**WHAT TO WORK ON:** Could you reproduce all of the data below line for line, changing nothing?

___

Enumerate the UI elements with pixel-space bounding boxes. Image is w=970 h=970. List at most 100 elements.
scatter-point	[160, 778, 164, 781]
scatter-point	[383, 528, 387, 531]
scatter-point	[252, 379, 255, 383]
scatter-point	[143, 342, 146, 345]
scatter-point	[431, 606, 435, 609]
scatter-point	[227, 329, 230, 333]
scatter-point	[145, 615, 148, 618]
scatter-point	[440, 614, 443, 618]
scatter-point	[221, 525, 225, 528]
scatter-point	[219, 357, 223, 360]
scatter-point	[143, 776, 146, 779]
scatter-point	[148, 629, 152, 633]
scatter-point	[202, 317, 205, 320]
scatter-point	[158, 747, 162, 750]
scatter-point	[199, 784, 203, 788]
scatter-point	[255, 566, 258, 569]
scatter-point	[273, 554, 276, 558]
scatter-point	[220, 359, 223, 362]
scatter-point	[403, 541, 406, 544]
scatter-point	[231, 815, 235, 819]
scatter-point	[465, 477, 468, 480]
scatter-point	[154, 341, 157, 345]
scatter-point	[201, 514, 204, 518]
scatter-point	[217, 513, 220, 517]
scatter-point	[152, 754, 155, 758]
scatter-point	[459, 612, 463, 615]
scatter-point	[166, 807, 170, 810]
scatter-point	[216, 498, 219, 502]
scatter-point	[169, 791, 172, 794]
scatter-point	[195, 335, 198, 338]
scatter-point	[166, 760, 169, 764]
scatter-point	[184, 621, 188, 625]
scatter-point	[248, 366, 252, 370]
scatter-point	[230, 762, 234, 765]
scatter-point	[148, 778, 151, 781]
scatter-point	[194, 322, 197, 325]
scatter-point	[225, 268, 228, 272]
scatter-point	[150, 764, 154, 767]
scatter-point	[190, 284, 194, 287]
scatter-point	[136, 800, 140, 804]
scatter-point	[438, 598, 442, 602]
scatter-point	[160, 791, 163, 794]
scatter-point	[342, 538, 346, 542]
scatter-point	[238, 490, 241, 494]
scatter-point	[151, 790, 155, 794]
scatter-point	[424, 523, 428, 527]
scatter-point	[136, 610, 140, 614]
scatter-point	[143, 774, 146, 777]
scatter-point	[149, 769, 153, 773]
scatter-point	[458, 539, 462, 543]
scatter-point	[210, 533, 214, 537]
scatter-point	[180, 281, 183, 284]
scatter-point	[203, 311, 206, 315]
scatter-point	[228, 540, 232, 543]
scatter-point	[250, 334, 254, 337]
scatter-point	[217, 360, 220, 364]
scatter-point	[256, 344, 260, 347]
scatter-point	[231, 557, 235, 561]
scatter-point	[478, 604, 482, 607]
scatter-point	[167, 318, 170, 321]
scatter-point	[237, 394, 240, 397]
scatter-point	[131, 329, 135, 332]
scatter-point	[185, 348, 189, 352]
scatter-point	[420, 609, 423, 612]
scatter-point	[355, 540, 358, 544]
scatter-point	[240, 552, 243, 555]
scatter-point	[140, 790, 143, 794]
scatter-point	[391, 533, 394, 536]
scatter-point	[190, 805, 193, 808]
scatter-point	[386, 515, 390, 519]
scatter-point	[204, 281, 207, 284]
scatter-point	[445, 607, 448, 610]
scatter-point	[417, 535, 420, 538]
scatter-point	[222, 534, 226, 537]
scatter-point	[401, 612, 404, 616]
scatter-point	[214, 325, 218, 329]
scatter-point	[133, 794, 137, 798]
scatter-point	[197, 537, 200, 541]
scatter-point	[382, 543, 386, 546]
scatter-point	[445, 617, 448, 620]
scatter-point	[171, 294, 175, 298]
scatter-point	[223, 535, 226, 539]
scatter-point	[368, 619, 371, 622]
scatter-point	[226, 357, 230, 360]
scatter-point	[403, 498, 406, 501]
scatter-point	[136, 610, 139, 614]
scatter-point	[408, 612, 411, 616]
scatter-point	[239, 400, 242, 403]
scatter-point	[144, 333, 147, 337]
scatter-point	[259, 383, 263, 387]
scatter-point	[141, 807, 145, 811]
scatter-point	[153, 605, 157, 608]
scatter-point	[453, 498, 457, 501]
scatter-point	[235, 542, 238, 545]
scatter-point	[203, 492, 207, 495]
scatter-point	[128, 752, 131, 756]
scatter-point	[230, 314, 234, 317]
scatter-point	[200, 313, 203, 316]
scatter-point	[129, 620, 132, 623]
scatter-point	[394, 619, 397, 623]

___

**EXERCISE RESULT:**
Enumerate the UI elements with pixel-space bounding boxes. Image is w=970 h=970. List at most 100 elements.
scatter-point	[160, 778, 164, 781]
scatter-point	[383, 528, 387, 531]
scatter-point	[252, 379, 255, 383]
scatter-point	[143, 342, 146, 345]
scatter-point	[431, 606, 435, 609]
scatter-point	[227, 329, 230, 333]
scatter-point	[145, 615, 148, 618]
scatter-point	[440, 614, 443, 618]
scatter-point	[221, 525, 225, 528]
scatter-point	[219, 357, 223, 360]
scatter-point	[143, 776, 146, 779]
scatter-point	[148, 629, 152, 633]
scatter-point	[202, 317, 205, 320]
scatter-point	[158, 747, 162, 750]
scatter-point	[199, 784, 203, 788]
scatter-point	[255, 566, 258, 569]
scatter-point	[273, 554, 276, 558]
scatter-point	[220, 359, 223, 362]
scatter-point	[403, 541, 406, 544]
scatter-point	[231, 815, 235, 819]
scatter-point	[465, 477, 468, 480]
scatter-point	[154, 341, 157, 345]
scatter-point	[201, 514, 204, 518]
scatter-point	[217, 513, 220, 517]
scatter-point	[152, 754, 155, 758]
scatter-point	[459, 612, 463, 615]
scatter-point	[166, 807, 170, 810]
scatter-point	[216, 498, 219, 502]
scatter-point	[169, 791, 172, 794]
scatter-point	[195, 335, 198, 338]
scatter-point	[166, 760, 169, 764]
scatter-point	[184, 621, 188, 625]
scatter-point	[248, 366, 252, 370]
scatter-point	[230, 762, 234, 765]
scatter-point	[148, 778, 151, 781]
scatter-point	[194, 322, 197, 325]
scatter-point	[225, 268, 228, 272]
scatter-point	[150, 764, 154, 767]
scatter-point	[190, 284, 194, 287]
scatter-point	[136, 800, 140, 804]
scatter-point	[438, 598, 442, 602]
scatter-point	[160, 791, 163, 794]
scatter-point	[342, 538, 346, 542]
scatter-point	[238, 490, 241, 494]
scatter-point	[151, 790, 155, 794]
scatter-point	[424, 523, 428, 527]
scatter-point	[136, 610, 140, 614]
scatter-point	[143, 774, 146, 777]
scatter-point	[149, 769, 153, 773]
scatter-point	[458, 539, 462, 543]
scatter-point	[210, 533, 214, 537]
scatter-point	[180, 281, 183, 284]
scatter-point	[203, 311, 206, 315]
scatter-point	[228, 540, 232, 543]
scatter-point	[250, 334, 254, 337]
scatter-point	[217, 360, 220, 364]
scatter-point	[256, 344, 260, 347]
scatter-point	[231, 557, 235, 561]
scatter-point	[478, 604, 482, 607]
scatter-point	[167, 318, 170, 321]
scatter-point	[237, 394, 240, 397]
scatter-point	[131, 329, 135, 332]
scatter-point	[185, 348, 189, 352]
scatter-point	[420, 609, 423, 612]
scatter-point	[355, 540, 358, 544]
scatter-point	[240, 552, 243, 555]
scatter-point	[140, 790, 143, 794]
scatter-point	[391, 533, 394, 536]
scatter-point	[190, 805, 193, 808]
scatter-point	[386, 515, 390, 519]
scatter-point	[204, 281, 207, 284]
scatter-point	[445, 607, 448, 610]
scatter-point	[417, 535, 420, 538]
scatter-point	[222, 534, 226, 537]
scatter-point	[401, 612, 404, 616]
scatter-point	[214, 325, 218, 329]
scatter-point	[133, 794, 137, 798]
scatter-point	[197, 537, 200, 541]
scatter-point	[382, 543, 386, 546]
scatter-point	[445, 617, 448, 620]
scatter-point	[171, 294, 175, 298]
scatter-point	[223, 535, 226, 539]
scatter-point	[368, 619, 371, 622]
scatter-point	[226, 357, 230, 360]
scatter-point	[403, 498, 406, 501]
scatter-point	[136, 610, 139, 614]
scatter-point	[408, 612, 411, 616]
scatter-point	[239, 400, 242, 403]
scatter-point	[144, 333, 147, 337]
scatter-point	[259, 383, 263, 387]
scatter-point	[141, 807, 145, 811]
scatter-point	[153, 605, 157, 608]
scatter-point	[453, 498, 457, 501]
scatter-point	[235, 542, 238, 545]
scatter-point	[203, 492, 207, 495]
scatter-point	[128, 752, 131, 756]
scatter-point	[230, 314, 234, 317]
scatter-point	[200, 313, 203, 316]
scatter-point	[129, 620, 132, 623]
scatter-point	[394, 619, 397, 623]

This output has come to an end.